GOAL
In the listing, locate the line containing "Read out every word on this page.", then quote it and all following lines exactly. Omit pictures.

DATASET EXTRACT
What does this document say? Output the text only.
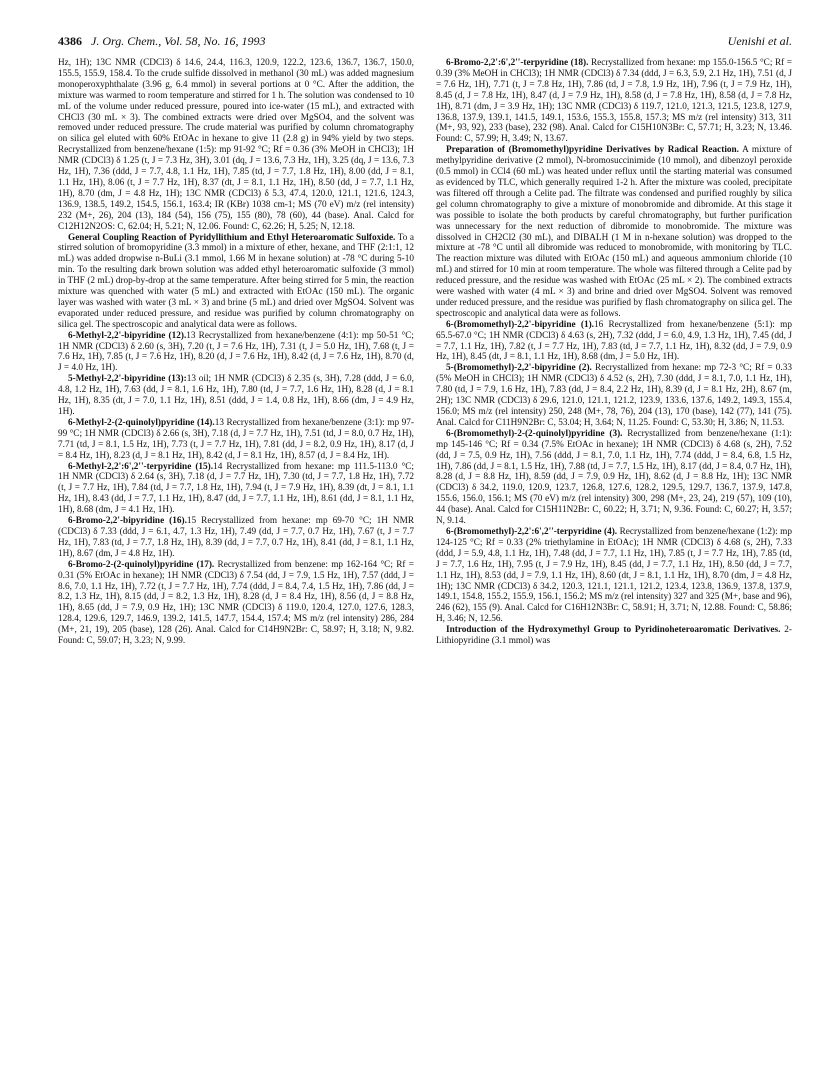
4386 J. Org. Chem., Vol. 58, No. 16, 1993	Uenishi et al.

Hz, 1H); 13C NMR (CDCl3) δ 14.6, 24.4, 116.3, 120.9, 122.2, 123.6, 136.7, 136.7, 150.0, 155.5, 155.9, 158.4. To the crude sulfide dissolved in methanol (30 mL) was added magnesium monoperoxyphthalate (3.96 g, 6.4 mmol) in several portions at 0 °C. After the addition, the mixture was warmed to room temperature and stirred for 1 h. The solution was condensed to 10 mL of the volume under reduced pressure, poured into ice-water (15 mL), and extracted with CHCl3 (30 mL × 3). The combined extracts were dried over MgSO4, and the solvent was removed under reduced pressure. The crude material was purified by column chromatography on silica gel eluted with 60% EtOAc in hexane to give 11 (2.8 g) in 94% yield by two steps. Recrystallized from benzene/hexane (1:5): mp 91-92 °C; Rf = 0.36 (3% MeOH in CHCl3); 1H NMR (CDCl3) δ 1.25 (t, J = 7.3 Hz, 3H), 3.01 (dq, J = 13.6, 7.3 Hz, 1H), 3.25 (dq, J = 13.6, 7.3 Hz, 1H), 7.36 (ddd, J = 7.7, 4.8, 1.1 Hz, 1H), 7.85 (td, J = 7.7, 1.8 Hz, 1H), 8.00 (dd, J = 8.1, 1.1 Hz, 1H), 8.06 (t, J = 7.7 Hz, 1H), 8.37 (dt, J = 8.1, 1.1 Hz, 1H), 8.50 (dd, J = 7.7, 1.1 Hz, 1H), 8.70 (dm, J = 4.8 Hz, 1H); 13C NMR (CDCl3) δ 5.3, 47.4, 120.0, 121.1, 121.6, 124.3, 136.9, 138.5, 149.2, 154.5, 156.1, 163.4; IR (KBr) 1038 cm-1; MS (70 eV) m/z (rel intensity) 232 (M+, 26), 204 (13), 184 (54), 156 (75), 155 (80), 78 (60), 44 (base). Anal. Calcd for C12H12N2OS: C, 62.04; H, 5.21; N, 12.06. Found: C, 62.26; H, 5.25; N, 12.18.

General Coupling Reaction of Pyridyllithium and Ethyl Heteroaromatic Sulfoxide. To a stirred solution of bromopyridine (3.3 mmol) in a mixture of ether, hexane, and THF (2:1:1, 12 mL) was added dropwise n-BuLi (3.1 mmol, 1.66 M in hexane solution) at -78 °C during 5-10 min. To the resulting dark brown solution was added ethyl heteroaromatic sulfoxide (3 mmol) in THF (2 mL) drop-by-drop at the same temperature. After being stirred for 5 min, the reaction mixture was quenched with water (5 mL) and extracted with EtOAc (150 mL). The organic layer was washed with water (3 mL × 3) and brine (5 mL) and dried over MgSO4. Solvent was evaporated under reduced pressure, and residue was purified by column chromatography on silica gel. The spectroscopic and analytical data were as follows.

6-Methyl-2,2'-bipyridine (12).13 Recrystallized from hexane/benzene (4:1): mp 50-51 °C; 1H NMR (CDCl3) δ 2.60 (s, 3H), 7.20 (t, J = 7.6 Hz, 1H), 7.31 (t, J = 5.0 Hz, 1H), 7.68 (t, J = 7.6 Hz, 1H), 7.85 (t, J = 7.6 Hz, 1H), 8.20 (d, J = 7.6 Hz, 1H), 8.42 (d, J = 7.6 Hz, 1H), 8.70 (d, J = 4.0 Hz, 1H).

5-Methyl-2,2'-bipyridine (13):13 oil; 1H NMR (CDCl3) δ 2.35 (s, 3H), 7.28 (ddd, J = 6.0, 4.8, 1.2 Hz, 1H), 7.63 (dd, J = 8.1, 1.6 Hz, 1H), 7.80 (td, J = 7.7, 1.6 Hz, 1H), 8.28 (d, J = 8.1 Hz, 1H), 8.35 (dt, J = 7.0, 1.1 Hz, 1H), 8.51 (ddd, J = 1.4, 0.8 Hz, 1H), 8.66 (dm, J = 4.9 Hz, 1H).

6-Methyl-2-(2-quinolyl)pyridine (14).13 Recrystallized from hexane/benzene (3:1): mp 97-99 °C; 1H NMR (CDCl3) δ 2.66 (s, 3H), 7.18 (d, J = 7.7 Hz, 1H), 7.51 (td, J = 8.0, 0.7 Hz, 1H), 7.71 (td, J = 8.1, 1.5 Hz, 1H), 7.73 (t, J = 7.7 Hz, 1H), 7.81 (dd, J = 8.2, 0.9 Hz, 1H), 8.17 (d, J = 8.4 Hz, 1H), 8.23 (d, J = 8.1 Hz, 1H), 8.42 (d, J = 8.1 Hz, 1H), 8.57 (d, J = 8.4 Hz, 1H).

6-Methyl-2,2':6',2''-terpyridine (15).14 Recrystallized from hexane: mp 111.5-113.0 °C; 1H NMR (CDCl3) δ 2.64 (s, 3H), 7.18 (d, J = 7.7 Hz, 1H), 7.30 (td, J = 7.7, 1.8 Hz, 1H), 7.72 (t, J = 7.7 Hz, 1H), 7.84 (td, J = 7.7, 1.8 Hz, 1H), 7.94 (t, J = 7.9 Hz, 1H), 8.39 (dt, J = 8.1, 1.1 Hz, 1H), 8.43 (dd, J = 7.7, 1.1 Hz, 1H), 8.47 (dd, J = 7.7, 1.1 Hz, 1H), 8.61 (dd, J = 8.1, 1.1 Hz, 1H), 8.68 (dm, J = 4.1 Hz, 1H).

6-Bromo-2,2'-bipyridine (16).15 Recrystallized from hexane: mp 69-70 °C; 1H NMR (CDCl3) δ 7.33 (ddd, J = 6.1, 4.7, 1.3 Hz, 1H), 7.49 (dd, J = 7.7, 0.7 Hz, 1H), 7.67 (t, J = 7.7 Hz, 1H), 7.83 (td, J = 7.7, 1.8 Hz, 1H), 8.39 (dd, J = 7.7, 0.7 Hz, 1H), 8.41 (dd, J = 8.1, 1.1 Hz, 1H), 8.67 (dm, J = 4.8 Hz, 1H).

6-Bromo-2-(2-quinolyl)pyridine (17). Recrystallized from benzene: mp 162-164 °C; Rf = 0.31 (5% EtOAc in hexane); 1H NMR (CDCl3) δ 7.54 (dd, J = 7.9, 1.5 Hz, 1H), 7.57 (ddd, J = 8.6, 7.0, 1.1 Hz, 1H), 7.72 (t, J = 7.7 Hz, 1H), 7.74 (ddd, J = 8.4, 7.4, 1.5 Hz, 1H), 7.86 (dd, J = 8.2, 1.3 Hz, 1H), 8.15 (dd, J = 8.2, 1.3 Hz, 1H), 8.28 (d, J = 8.4 Hz, 1H), 8.56 (d, J = 8.8 Hz, 1H), 8.65 (dd, J = 7.9, 0.9 Hz, 1H); 13C NMR (CDCl3) δ 119.0, 120.4, 127.0, 127.6, 128.3, 128.4, 129.6, 129.7, 146.9, 139.2, 141.5, 147.7, 154.4, 157.4; MS m/z (rel intensity) 286, 284 (M+, 21, 19), 205 (base), 128 (26). Anal. Calcd for C14H9N2Br: C, 58.97; H, 3.18; N, 9.82. Found: C, 59.07; H, 3.23; N, 9.99.

6-Bromo-2,2':6',2''-terpyridine (18). Recrystallized from hexane: mp 155.0-156.5 °C; Rf = 0.39 (3% MeOH in CHCl3); 1H NMR (CDCl3) δ 7.34 (ddd, J = 6.3, 5.9, 2.1 Hz, 1H), 7.51 (d, J = 7.6 Hz, 1H), 7.71 (t, J = 7.8 Hz, 1H), 7.86 (td, J = 7.8, 1.9 Hz, 1H), 7.96 (t, J = 7.9 Hz, 1H), 8.45 (d, J = 7.8 Hz, 1H), 8.47 (d, J = 7.9 Hz, 1H), 8.58 (d, J = 7.8 Hz, 1H), 8.58 (d, J = 7.8 Hz, 1H), 8.71 (dm, J = 3.9 Hz, 1H); 13C NMR (CDCl3) δ 119.7, 121.0, 121.3, 121.5, 123.8, 127.9, 136.8, 137.9, 139.1, 141.5, 149.1, 153.6, 155.3, 155.8, 157.3; MS m/z (rel intensity) 313, 311 (M+, 93, 92), 233 (base), 232 (98). Anal. Calcd for C15H10N3Br: C, 57.71; H, 3.23; N, 13.46. Found: C, 57.99; H, 3.49; N, 13.67.

Preparation of (Bromomethyl)pyridine Derivatives by Radical Reaction. A mixture of methylpyridine derivative (2 mmol), N-bromosuccinimide (10 mmol), and dibenzoyl peroxide (0.5 mmol) in CCl4 (60 mL) was heated under reflux until the starting material was consumed as evidenced by TLC, which generally required 1-2 h. After the mixture was cooled, precipitate was filtered off through a Celite pad. The filtrate was condensed and purified roughly by silica gel column chromatography to give a mixture of monobromide and dibromide. At this stage it was possible to isolate the both products by careful chromatography, but further purification was unnecessary for the next reduction of dibromide to monobromide. The mixture was dissolved in CH2Cl2 (30 mL), and DIBALH (1 M in n-hexane solution) was dropped to the mixture at -78 °C until all dibromide was reduced to monobromide, with monitoring by TLC. The reaction mixture was diluted with EtOAc (150 mL) and aqueous ammonium chloride (10 mL) and stirred for 10 min at room temperature. The whole was filtered through a Celite pad by reduced pressure, and the residue was washed with EtOAc (25 mL × 2). The combined extracts were washed with water (4 mL × 3) and brine and dried over MgSO4. Solvent was removed under reduced pressure, and the residue was purified by flash chromatography on silica gel. The spectroscopic and analytical data were as follows.

6-(Bromomethyl)-2,2'-bipyridine (1).16 Recrystallized from hexane/benzene (5:1): mp 65.5-67.0 °C; 1H NMR (CDCl3) δ 4.63 (s, 2H), 7.32 (ddd, J = 6.0, 4.9, 1.3 Hz, 1H), 7.45 (dd, J = 7.7, 1.1 Hz, 1H), 7.82 (t, J = 7.7 Hz, 1H), 7.83 (td, J = 7.7, 1.1 Hz, 1H), 8.32 (dd, J = 7.9, 0.9 Hz, 1H), 8.45 (dt, J = 8.1, 1.1 Hz, 1H), 8.68 (dm, J = 5.0 Hz, 1H).

5-(Bromomethyl)-2,2'-bipyridine (2). Recrystallized from hexane: mp 72-3 °C; Rf = 0.33 (5% MeOH in CHCl3); 1H NMR (CDCl3) δ 4.52 (s, 2H), 7.30 (ddd, J = 8.1, 7.0, 1.1 Hz, 1H), 7.80 (td, J = 7.9, 1.6 Hz, 1H), 7.83 (dd, J = 8.4, 2.2 Hz, 1H), 8.39 (d, J = 8.1 Hz, 2H), 8.67 (m, 2H); 13C NMR (CDCl3) δ 29.6, 121.0, 121.1, 121.2, 123.9, 133.6, 137.6, 149.2, 149.3, 155.4, 156.0; MS m/z (rel intensity) 250, 248 (M+, 78, 76), 204 (13), 170 (base), 142 (77), 141 (75). Anal. Calcd for C11H9N2Br: C, 53.04; H, 3.64; N, 11.25. Found: C, 53.30; H, 3.86; N, 11.53.

6-(Bromomethyl)-2-(2-quinolyl)pyridine (3). Recrystallized from benzene/hexane (1:1): mp 145-146 °C; Rf = 0.34 (7.5% EtOAc in hexane); 1H NMR (CDCl3) δ 4.68 (s, 2H), 7.52 (dd, J = 7.5, 0.9 Hz, 1H), 7.56 (ddd, J = 8.1, 7.0, 1.1 Hz, 1H), 7.74 (ddd, J = 8.4, 6.8, 1.5 Hz, 1H), 7.86 (dd, J = 8.1, 1.5 Hz, 1H), 7.88 (td, J = 7.7, 1.5 Hz, 1H), 8.17 (dd, J = 8.4, 0.7 Hz, 1H), 8.28 (d, J = 8.8 Hz, 1H), 8.59 (dd, J = 7.9, 0.9 Hz, 1H), 8.62 (d, J = 8.8 Hz, 1H); 13C NMR (CDCl3) δ 34.2, 119.0, 120.9, 123.7, 126.8, 127.6, 128.2, 129.5, 129.7, 136.7, 137.9, 147.8, 155.6, 156.0, 156.1; MS (70 eV) m/z (rel intensity) 300, 298 (M+, 23, 24), 219 (57), 109 (10), 44 (base). Anal. Calcd for C15H11N2Br: C, 60.22; H, 3.71; N, 9.36. Found: C, 60.27; H, 3.57; N, 9.14.

6-(Bromomethyl)-2,2':6',2''-terpyridine (4). Recrystallized from benzene/hexane (1:2): mp 124-125 °C; Rf = 0.33 (2% triethylamine in EtOAc); 1H NMR (CDCl3) δ 4.68 (s, 2H), 7.33 (ddd, J = 5.9, 4.8, 1.1 Hz, 1H), 7.48 (dd, J = 7.7, 1.1 Hz, 1H), 7.85 (t, J = 7.7 Hz, 1H), 7.85 (td, J = 7.7, 1.6 Hz, 1H), 7.95 (t, J = 7.9 Hz, 1H), 8.45 (dd, J = 7.7, 1.1 Hz, 1H), 8.50 (dd, J = 7.7, 1.1 Hz, 1H), 8.53 (dd, J = 7.9, 1.1 Hz, 1H), 8.60 (dt, J = 8.1, 1.1 Hz, 1H), 8.70 (dm, J = 4.8 Hz, 1H); 13C NMR (CDCl3) δ 34.2, 120.3, 121.1, 121.1, 121.2, 123.4, 123.8, 136.9, 137.8, 137.9, 149.1, 154.8, 155.2, 155.9, 156.1, 156.2; MS m/z (rel intensity) 327 and 325 (M+, base and 96), 246 (62), 155 (9). Anal. Calcd for C16H12N3Br: C, 58.91; H, 3.71; N, 12.88. Found: C, 58.86; H, 3.46; N, 12.56.

Introduction of the Hydroxymethyl Group to Pyridinoheteroaromatic Derivatives. 2-Lithiopyridine (3.1 mmol) was
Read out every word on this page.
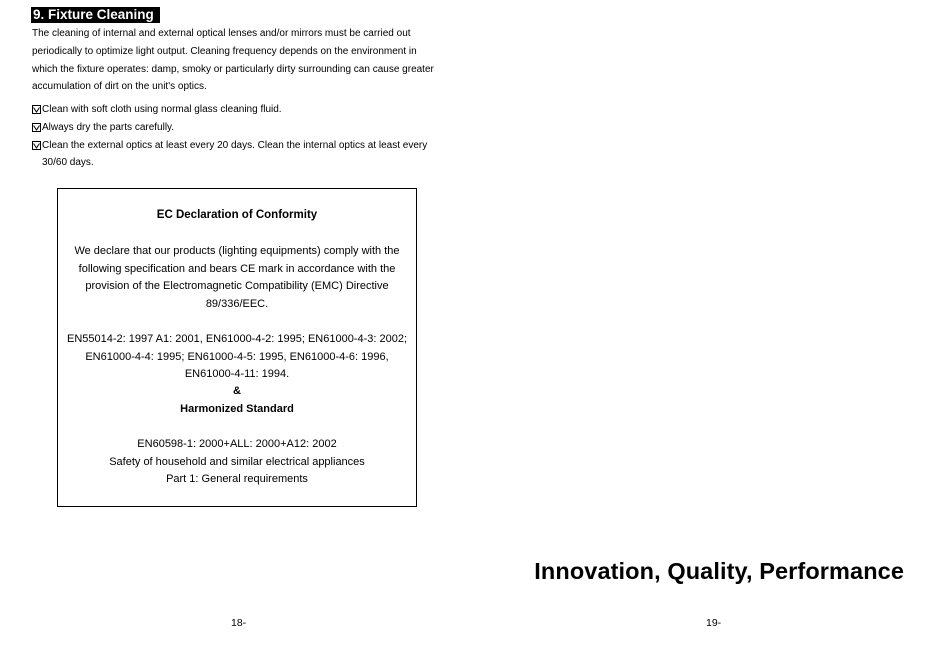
9. Fixture Cleaning

The cleaning of internal and external optical lenses and/or mirrors must be carried out
periodically to optimize light output. Cleaning frequency depends on the environment in
which the fixture operates: damp, smoky or particularly dirty surrounding can cause greater
accumulation of dirt on the unit's optics.

Clean with soft cloth using normal glass cleaning fluid.
Always dry the parts carefully.
Clean the external optics at least every 20 days. Clean the internal optics at least every
30/60 days.
EC Declaration of Conformity
We declare that our products (lighting equipments) comply with the
following specification and bears CE mark in accordance with the
provision of the Electromagnetic Compatibility (EMC) Directive
89/336/EEC.
EN55014-2: 1997 A1: 2001, EN61000-4-2: 1995; EN61000-4-3: 2002;
EN61000-4-4: 1995; EN61000-4-5: 1995, EN61000-4-6: 1996,
EN61000-4-11: 1994.
&
Harmonized Standard
EN60598-1: 2000+ALL: 2000+A12: 2002
Safety of household and similar electrical appliances
Part 1: General requirements
Innovation, Quality, Performance
18-	19-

PROBLEM SOLUTION
Read out every word on this page.
9. Fixture Cleaning

The cleaning of internal and external optical lenses and/or mirrors must be carried out
periodically to optimize light output. Cleaning frequency depends on the environment in
which the fixture operates: damp, smoky or particularly dirty surrounding can cause greater
accumulation of dirt on the unit's optics.

Clean with soft cloth using normal glass cleaning fluid.
Always dry the parts carefully.
Clean the external optics at least every 20 days. Clean the internal optics at least every
30/60 days.
EC Declaration of Conformity
We declare that our products (lighting equipments) comply with the
following specification and bears CE mark in accordance with the
provision of the Electromagnetic Compatibility (EMC) Directive
89/336/EEC.
EN55014-2: 1997 A1: 2001, EN61000-4-2: 1995; EN61000-4-3: 2002;
EN61000-4-4: 1995; EN61000-4-5: 1995, EN61000-4-6: 1996,
EN61000-4-11: 1994.
&
Harmonized Standard
EN60598-1: 2000+ALL: 2000+A12: 2002
Safety of household and similar electrical appliances
Part 1: General requirements
Innovation, Quality, Performance
18-	19-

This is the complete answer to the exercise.